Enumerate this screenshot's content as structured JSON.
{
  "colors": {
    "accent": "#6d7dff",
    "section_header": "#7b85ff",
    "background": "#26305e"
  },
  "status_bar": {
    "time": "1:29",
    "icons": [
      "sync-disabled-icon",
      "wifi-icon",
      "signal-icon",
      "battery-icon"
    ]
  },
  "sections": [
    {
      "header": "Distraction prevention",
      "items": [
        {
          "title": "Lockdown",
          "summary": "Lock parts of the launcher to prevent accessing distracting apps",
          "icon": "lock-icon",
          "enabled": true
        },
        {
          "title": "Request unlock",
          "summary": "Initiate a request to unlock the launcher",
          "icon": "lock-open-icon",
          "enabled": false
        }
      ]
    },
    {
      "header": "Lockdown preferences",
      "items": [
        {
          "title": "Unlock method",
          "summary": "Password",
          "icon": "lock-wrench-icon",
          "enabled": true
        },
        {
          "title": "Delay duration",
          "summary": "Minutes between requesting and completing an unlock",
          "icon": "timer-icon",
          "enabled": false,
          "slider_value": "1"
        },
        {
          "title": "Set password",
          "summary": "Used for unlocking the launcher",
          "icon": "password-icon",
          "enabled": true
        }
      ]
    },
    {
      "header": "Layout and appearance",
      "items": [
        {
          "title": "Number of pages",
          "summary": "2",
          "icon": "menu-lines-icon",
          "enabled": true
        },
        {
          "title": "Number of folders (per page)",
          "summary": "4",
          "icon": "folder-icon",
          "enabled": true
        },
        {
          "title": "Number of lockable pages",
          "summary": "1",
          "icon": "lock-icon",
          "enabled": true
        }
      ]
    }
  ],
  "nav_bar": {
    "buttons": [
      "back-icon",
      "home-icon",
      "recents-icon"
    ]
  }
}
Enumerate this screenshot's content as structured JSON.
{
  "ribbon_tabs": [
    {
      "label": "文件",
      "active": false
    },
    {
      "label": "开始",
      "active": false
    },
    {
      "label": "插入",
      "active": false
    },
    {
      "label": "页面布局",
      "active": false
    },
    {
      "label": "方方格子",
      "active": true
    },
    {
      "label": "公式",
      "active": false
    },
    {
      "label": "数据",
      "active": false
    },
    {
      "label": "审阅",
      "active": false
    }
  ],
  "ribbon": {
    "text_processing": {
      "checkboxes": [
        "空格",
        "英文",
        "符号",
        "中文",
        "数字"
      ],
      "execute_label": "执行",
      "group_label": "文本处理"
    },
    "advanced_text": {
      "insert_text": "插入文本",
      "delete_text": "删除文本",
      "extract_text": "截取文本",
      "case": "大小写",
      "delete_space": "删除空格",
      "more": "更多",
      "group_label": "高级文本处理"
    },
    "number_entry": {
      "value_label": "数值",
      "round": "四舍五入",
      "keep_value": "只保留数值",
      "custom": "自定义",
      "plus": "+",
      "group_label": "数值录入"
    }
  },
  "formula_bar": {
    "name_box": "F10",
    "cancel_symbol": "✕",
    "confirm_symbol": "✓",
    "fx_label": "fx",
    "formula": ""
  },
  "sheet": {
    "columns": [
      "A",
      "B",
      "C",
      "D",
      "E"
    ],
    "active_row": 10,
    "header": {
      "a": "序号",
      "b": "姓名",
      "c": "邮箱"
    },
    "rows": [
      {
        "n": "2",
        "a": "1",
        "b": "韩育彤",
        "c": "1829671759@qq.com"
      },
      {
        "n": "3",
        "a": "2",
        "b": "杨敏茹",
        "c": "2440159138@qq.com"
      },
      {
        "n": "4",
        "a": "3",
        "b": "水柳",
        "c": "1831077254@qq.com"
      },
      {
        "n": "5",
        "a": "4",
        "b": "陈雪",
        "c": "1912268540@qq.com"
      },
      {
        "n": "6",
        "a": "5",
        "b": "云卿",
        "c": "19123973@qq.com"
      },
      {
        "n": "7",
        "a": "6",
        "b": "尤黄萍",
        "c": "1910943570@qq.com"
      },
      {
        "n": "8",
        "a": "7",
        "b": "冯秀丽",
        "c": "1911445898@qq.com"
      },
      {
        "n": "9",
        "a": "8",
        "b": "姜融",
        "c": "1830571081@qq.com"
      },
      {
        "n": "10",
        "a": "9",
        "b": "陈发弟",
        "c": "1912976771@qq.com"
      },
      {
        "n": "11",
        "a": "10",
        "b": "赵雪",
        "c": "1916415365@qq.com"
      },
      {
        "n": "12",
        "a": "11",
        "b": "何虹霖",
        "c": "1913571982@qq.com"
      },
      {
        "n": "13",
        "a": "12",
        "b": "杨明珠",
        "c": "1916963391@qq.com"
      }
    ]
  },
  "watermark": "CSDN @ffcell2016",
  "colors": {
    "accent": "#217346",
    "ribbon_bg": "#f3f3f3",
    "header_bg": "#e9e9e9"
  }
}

◆ **WHAT IS NEEDED**
Write out every entry verbatim.

◆ **SOLUTION**
Enumerate this screenshot's content as structured JSON.
{
  "colors": {
    "accent": "#6d7dff",
    "section_header": "#7b85ff",
    "background": "#26305e"
  },
  "status_bar": {
    "time": "1:29",
    "icons": [
      "sync-disabled-icon",
      "wifi-icon",
      "signal-icon",
      "battery-icon"
    ]
  },
  "sections": [
    {
      "header": "Distraction prevention",
      "items": [
        {
          "title": "Lockdown",
          "summary": "Lock parts of the launcher to prevent accessing distracting apps",
          "icon": "lock-icon",
          "enabled": true
        },
        {
          "title": "Request unlock",
          "summary": "Initiate a request to unlock the launcher",
          "icon": "lock-open-icon",
          "enabled": false
        }
      ]
    },
    {
      "header": "Lockdown preferences",
      "items": [
        {
          "title": "Unlock method",
          "summary": "Password",
          "icon": "lock-wrench-icon",
          "enabled": true
        },
        {
          "title": "Delay duration",
          "summary": "Minutes between requesting and completing an unlock",
          "icon": "timer-icon",
          "enabled": false,
          "slider_value": "1"
        },
        {
          "title": "Set password",
          "summary": "Used for unlocking the launcher",
          "icon": "password-icon",
          "enabled": true
        }
      ]
    },
    {
      "header": "Layout and appearance",
      "items": [
        {
          "title": "Number of pages",
          "summary": "2",
          "icon": "menu-lines-icon",
          "enabled": true
        },
        {
          "title": "Number of folders (per page)",
          "summary": "4",
          "icon": "folder-icon",
          "enabled": true
        },
        {
          "title": "Number of lockable pages",
          "summary": "1",
          "icon": "lock-icon",
          "enabled": true
        }
      ]
    }
  ],
  "nav_bar": {
    "buttons": [
      "back-icon",
      "home-icon",
      "recents-icon"
    ]
  }
}
Enumerate this screenshot's content as structured JSON.
{
  "ribbon_tabs": [
    {
      "label": "文件",
      "active": false
    },
    {
      "label": "开始",
      "active": false
    },
    {
      "label": "插入",
      "active": false
    },
    {
      "label": "页面布局",
      "active": false
    },
    {
      "label": "方方格子",
      "active": true
    },
    {
      "label": "公式",
      "active": false
    },
    {
      "label": "数据",
      "active": false
    },
    {
      "label": "审阅",
      "active": false
    }
  ],
  "ribbon": {
    "text_processing": {
      "checkboxes": [
        "空格",
        "英文",
        "符号",
        "中文",
        "数字"
      ],
      "execute_label": "执行",
      "group_label": "文本处理"
    },
    "advanced_text": {
      "insert_text": "插入文本",
      "delete_text": "删除文本",
      "extract_text": "截取文本",
      "case": "大小写",
      "delete_space": "删除空格",
      "more": "更多",
      "group_label": "高级文本处理"
    },
    "number_entry": {
      "value_label": "数值",
      "round": "四舍五入",
      "keep_value": "只保留数值",
      "custom": "自定义",
      "plus": "+",
      "group_label": "数值录入"
    }
  },
  "formula_bar": {
    "name_box": "F10",
    "cancel_symbol": "✕",
    "confirm_symbol": "✓",
    "fx_label": "fx",
    "formula": ""
  },
  "sheet": {
    "columns": [
      "A",
      "B",
      "C",
      "D",
      "E"
    ],
    "active_row": 10,
    "header": {
      "a": "序号",
      "b": "姓名",
      "c": "邮箱"
    },
    "rows": [
      {
        "n": "2",
        "a": "1",
        "b": "韩育彤",
        "c": "1829671759@qq.com"
      },
      {
        "n": "3",
        "a": "2",
        "b": "杨敏茹",
        "c": "2440159138@qq.com"
      },
      {
        "n": "4",
        "a": "3",
        "b": "水柳",
        "c": "1831077254@qq.com"
      },
      {
        "n": "5",
        "a": "4",
        "b": "陈雪",
        "c": "1912268540@qq.com"
      },
      {
        "n": "6",
        "a": "5",
        "b": "云卿",
        "c": "19123973@qq.com"
      },
      {
        "n": "7",
        "a": "6",
        "b": "尤黄萍",
        "c": "1910943570@qq.com"
      },
      {
        "n": "8",
        "a": "7",
        "b": "冯秀丽",
        "c": "1911445898@qq.com"
      },
      {
        "n": "9",
        "a": "8",
        "b": "姜融",
        "c": "1830571081@qq.com"
      },
      {
        "n": "10",
        "a": "9",
        "b": "陈发弟",
        "c": "1912976771@qq.com"
      },
      {
        "n": "11",
        "a": "10",
        "b": "赵雪",
        "c": "1916415365@qq.com"
      },
      {
        "n": "12",
        "a": "11",
        "b": "何虹霖",
        "c": "1913571982@qq.com"
      },
      {
        "n": "13",
        "a": "12",
        "b": "杨明珠",
        "c": "1916963391@qq.com"
      }
    ]
  },
  "watermark": "CSDN @ffcell2016",
  "colors": {
    "accent": "#217346",
    "ribbon_bg": "#f3f3f3",
    "header_bg": "#e9e9e9"
  }
}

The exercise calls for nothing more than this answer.